** Start MATERIAL TO PROCESS **

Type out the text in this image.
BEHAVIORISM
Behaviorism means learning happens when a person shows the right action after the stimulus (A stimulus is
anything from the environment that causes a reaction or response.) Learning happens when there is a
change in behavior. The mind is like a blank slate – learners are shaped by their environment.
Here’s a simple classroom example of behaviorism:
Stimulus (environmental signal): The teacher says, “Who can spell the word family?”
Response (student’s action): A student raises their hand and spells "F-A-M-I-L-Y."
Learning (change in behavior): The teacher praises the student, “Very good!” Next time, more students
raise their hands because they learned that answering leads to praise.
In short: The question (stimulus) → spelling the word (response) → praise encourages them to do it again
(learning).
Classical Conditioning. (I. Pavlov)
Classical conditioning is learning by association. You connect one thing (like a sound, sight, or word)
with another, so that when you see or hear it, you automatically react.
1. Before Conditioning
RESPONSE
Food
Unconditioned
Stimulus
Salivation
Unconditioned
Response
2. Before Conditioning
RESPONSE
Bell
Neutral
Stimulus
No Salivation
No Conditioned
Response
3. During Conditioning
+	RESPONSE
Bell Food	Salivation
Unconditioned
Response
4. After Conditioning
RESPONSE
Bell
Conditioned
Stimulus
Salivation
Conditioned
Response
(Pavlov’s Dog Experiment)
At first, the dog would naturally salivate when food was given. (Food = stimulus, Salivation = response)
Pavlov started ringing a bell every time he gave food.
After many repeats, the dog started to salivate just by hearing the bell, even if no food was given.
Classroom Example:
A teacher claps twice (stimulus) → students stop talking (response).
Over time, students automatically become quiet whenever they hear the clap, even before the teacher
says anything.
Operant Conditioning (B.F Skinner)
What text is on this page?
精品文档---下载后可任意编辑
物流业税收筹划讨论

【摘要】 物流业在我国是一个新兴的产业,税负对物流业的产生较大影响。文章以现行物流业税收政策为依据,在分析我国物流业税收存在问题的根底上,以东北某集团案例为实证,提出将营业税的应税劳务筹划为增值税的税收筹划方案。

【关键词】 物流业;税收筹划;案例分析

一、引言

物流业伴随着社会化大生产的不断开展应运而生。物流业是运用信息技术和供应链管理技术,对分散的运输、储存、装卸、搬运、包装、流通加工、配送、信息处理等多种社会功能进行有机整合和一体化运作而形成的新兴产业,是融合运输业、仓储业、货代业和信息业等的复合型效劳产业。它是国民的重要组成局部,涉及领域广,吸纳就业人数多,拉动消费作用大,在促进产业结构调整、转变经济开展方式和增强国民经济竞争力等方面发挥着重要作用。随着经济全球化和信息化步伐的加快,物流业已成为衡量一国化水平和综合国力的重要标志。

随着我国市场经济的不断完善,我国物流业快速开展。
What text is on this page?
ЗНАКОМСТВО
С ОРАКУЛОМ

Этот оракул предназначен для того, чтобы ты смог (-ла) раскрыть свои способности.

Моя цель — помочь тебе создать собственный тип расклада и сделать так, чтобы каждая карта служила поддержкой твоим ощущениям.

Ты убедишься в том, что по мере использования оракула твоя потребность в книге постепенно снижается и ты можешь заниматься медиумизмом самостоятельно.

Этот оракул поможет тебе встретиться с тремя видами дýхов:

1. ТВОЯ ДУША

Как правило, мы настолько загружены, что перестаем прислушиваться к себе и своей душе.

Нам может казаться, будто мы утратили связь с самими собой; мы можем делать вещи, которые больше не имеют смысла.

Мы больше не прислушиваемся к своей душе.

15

** End MATERIAL TO PROCESS **

*EXERCISE*. Using the listing above, list every line in which the string "anything" occurs.

*FULL ANSWER*.
anything from the environment that causes a reaction or response.) Learning happens when there is a
says anything.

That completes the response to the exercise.